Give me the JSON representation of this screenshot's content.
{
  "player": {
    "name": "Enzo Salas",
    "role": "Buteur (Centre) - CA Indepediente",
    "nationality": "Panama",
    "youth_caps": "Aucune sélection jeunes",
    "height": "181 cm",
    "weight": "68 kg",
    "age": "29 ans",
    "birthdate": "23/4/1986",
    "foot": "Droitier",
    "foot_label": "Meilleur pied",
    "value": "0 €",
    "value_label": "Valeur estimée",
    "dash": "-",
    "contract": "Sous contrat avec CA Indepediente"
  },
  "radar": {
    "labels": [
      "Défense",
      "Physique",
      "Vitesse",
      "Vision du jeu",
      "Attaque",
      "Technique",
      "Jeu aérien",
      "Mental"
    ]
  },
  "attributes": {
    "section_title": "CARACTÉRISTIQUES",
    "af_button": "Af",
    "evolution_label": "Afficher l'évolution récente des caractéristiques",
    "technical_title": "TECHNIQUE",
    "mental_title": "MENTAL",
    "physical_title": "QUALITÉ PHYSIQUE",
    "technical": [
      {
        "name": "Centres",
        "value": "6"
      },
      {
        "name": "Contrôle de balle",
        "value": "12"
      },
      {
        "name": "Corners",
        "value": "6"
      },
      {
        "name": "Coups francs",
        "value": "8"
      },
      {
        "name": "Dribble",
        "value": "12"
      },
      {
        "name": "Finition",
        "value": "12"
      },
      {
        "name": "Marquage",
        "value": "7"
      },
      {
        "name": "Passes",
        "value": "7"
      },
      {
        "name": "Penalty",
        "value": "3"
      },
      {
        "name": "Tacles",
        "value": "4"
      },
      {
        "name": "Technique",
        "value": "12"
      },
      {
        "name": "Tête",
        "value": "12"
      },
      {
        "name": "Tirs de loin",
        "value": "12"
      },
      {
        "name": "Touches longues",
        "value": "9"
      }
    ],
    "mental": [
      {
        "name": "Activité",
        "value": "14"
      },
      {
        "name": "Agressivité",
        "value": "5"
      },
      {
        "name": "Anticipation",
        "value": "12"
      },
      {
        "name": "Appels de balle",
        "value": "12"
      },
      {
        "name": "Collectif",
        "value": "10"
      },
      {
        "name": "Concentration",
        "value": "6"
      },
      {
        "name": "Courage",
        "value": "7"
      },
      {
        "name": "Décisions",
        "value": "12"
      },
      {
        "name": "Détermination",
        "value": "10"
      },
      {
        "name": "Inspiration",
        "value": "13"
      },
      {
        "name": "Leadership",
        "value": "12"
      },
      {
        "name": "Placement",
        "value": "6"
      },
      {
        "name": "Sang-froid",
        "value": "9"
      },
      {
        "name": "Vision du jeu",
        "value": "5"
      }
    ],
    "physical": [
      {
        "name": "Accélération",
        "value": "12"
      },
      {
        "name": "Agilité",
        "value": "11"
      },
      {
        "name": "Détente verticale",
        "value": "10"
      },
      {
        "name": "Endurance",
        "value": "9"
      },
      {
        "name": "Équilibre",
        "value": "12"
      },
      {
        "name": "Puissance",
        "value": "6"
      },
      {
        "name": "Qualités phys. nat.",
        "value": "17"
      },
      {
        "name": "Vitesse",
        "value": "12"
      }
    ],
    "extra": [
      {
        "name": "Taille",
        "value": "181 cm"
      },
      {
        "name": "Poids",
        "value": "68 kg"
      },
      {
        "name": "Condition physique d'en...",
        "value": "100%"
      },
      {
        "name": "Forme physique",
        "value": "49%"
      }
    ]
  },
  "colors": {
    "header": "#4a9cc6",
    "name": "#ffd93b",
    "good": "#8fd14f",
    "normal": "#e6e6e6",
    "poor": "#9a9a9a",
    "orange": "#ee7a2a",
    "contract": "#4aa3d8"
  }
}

==

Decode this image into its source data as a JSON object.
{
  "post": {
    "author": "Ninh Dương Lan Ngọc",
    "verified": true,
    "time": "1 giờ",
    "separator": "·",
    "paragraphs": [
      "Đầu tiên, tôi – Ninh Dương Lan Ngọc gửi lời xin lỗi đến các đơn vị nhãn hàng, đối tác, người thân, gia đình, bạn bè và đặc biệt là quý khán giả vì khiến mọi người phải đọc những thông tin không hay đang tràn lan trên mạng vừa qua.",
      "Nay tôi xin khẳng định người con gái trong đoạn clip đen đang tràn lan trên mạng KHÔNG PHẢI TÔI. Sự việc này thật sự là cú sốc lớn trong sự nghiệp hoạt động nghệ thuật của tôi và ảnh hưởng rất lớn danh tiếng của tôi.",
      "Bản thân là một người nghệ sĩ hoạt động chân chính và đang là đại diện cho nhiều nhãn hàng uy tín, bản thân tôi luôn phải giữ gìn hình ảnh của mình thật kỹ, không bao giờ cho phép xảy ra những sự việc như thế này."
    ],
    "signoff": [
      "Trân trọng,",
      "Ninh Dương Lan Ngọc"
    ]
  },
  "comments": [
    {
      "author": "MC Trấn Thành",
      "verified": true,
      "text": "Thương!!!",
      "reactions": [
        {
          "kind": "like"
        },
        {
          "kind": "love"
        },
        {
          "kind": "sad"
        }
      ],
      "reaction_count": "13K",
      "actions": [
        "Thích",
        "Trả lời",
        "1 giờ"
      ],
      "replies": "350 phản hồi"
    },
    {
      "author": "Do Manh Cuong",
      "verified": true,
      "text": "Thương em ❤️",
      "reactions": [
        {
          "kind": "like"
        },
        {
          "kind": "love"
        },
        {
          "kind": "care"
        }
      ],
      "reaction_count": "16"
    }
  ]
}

---

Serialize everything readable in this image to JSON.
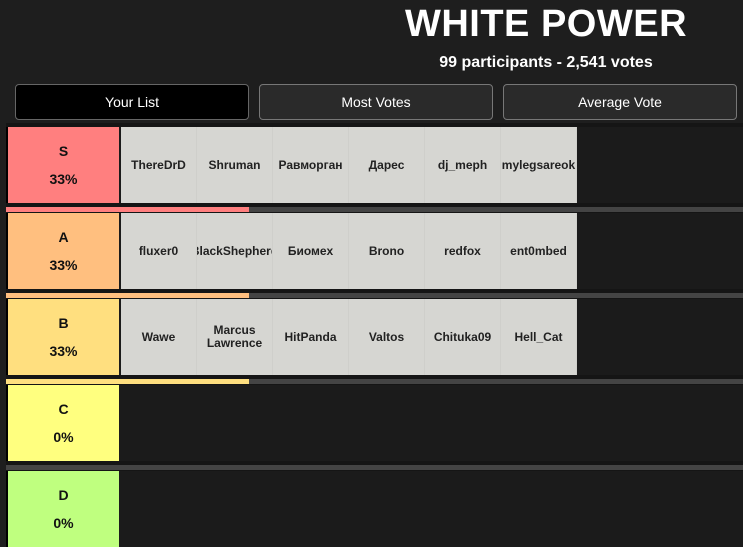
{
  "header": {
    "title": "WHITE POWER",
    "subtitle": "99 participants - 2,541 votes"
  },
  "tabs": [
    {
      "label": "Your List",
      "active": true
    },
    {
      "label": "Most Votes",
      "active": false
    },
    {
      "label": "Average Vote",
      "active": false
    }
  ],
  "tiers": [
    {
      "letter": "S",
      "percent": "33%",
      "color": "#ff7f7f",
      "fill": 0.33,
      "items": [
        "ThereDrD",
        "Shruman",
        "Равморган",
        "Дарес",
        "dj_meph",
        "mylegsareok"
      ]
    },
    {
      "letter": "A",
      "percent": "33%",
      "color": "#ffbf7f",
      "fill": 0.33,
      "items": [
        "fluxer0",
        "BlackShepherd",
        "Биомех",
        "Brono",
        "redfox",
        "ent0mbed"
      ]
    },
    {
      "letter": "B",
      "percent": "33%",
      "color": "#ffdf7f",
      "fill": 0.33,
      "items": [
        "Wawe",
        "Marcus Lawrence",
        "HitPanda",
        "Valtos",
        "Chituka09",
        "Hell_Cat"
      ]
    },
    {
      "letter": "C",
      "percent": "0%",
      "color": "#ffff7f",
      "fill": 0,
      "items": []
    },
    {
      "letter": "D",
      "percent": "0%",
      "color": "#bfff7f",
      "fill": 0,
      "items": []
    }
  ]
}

◆ What you need to do ◆
Which lines above contain "những"? Show each of them.

◆ Finished exercise ◆
      "Đầu tiên, tôi – Ninh Dương Lan Ngọc gửi lời xin lỗi đến các đơn vị nhãn hàng, đối tác, người thân, gia đình, bạn bè và đặc biệt là quý khán giả vì khiến mọi người phải đọc những thông tin không hay đang tràn lan trên mạng vừa qua.",
      "Bản thân là một người nghệ sĩ hoạt động chân chính và đang là đại diện cho nhiều nhãn hàng uy tín, bản thân tôi luôn phải giữ gìn hình ảnh của mình thật kỹ, không bao giờ cho phép xảy ra những sự việc như thế này."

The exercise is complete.